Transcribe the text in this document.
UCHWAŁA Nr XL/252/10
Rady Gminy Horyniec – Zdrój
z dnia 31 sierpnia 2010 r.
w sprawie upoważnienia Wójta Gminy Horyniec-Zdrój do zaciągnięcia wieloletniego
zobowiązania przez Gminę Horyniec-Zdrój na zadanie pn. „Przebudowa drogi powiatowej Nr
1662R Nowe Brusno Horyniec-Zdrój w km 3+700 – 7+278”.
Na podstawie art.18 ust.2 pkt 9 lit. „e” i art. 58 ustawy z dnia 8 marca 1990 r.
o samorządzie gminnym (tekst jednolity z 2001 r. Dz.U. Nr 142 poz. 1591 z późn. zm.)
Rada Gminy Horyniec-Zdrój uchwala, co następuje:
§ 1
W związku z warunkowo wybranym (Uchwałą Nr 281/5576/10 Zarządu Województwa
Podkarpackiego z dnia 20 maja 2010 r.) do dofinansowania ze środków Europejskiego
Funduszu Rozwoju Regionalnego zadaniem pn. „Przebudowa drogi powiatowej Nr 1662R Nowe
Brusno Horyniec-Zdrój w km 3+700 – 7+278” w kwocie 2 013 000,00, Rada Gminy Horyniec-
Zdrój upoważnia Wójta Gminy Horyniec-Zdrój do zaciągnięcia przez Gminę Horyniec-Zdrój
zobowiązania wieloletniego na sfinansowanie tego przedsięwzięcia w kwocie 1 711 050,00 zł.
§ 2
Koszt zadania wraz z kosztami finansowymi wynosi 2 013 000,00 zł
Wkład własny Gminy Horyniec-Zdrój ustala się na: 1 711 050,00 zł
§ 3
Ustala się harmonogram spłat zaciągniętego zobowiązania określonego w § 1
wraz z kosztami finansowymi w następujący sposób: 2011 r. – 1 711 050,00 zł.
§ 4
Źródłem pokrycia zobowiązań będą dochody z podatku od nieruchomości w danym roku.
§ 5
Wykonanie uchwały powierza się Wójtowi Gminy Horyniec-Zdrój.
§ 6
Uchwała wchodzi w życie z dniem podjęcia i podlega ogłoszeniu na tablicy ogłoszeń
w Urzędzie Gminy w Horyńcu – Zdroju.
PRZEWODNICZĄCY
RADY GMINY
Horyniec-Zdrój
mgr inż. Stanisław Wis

|---|

Your goal — Copy every line from the records above that contains the word "Przebudowa".

Task output —
zobowiązania przez Gminę Horyniec-Zdrój na zadanie pn. „Przebudowa drogi powiatowej Nr
Funduszu Rozwoju Regionalnego zadaniem pn. „Przebudowa drogi powiatowej Nr 1662R Nowe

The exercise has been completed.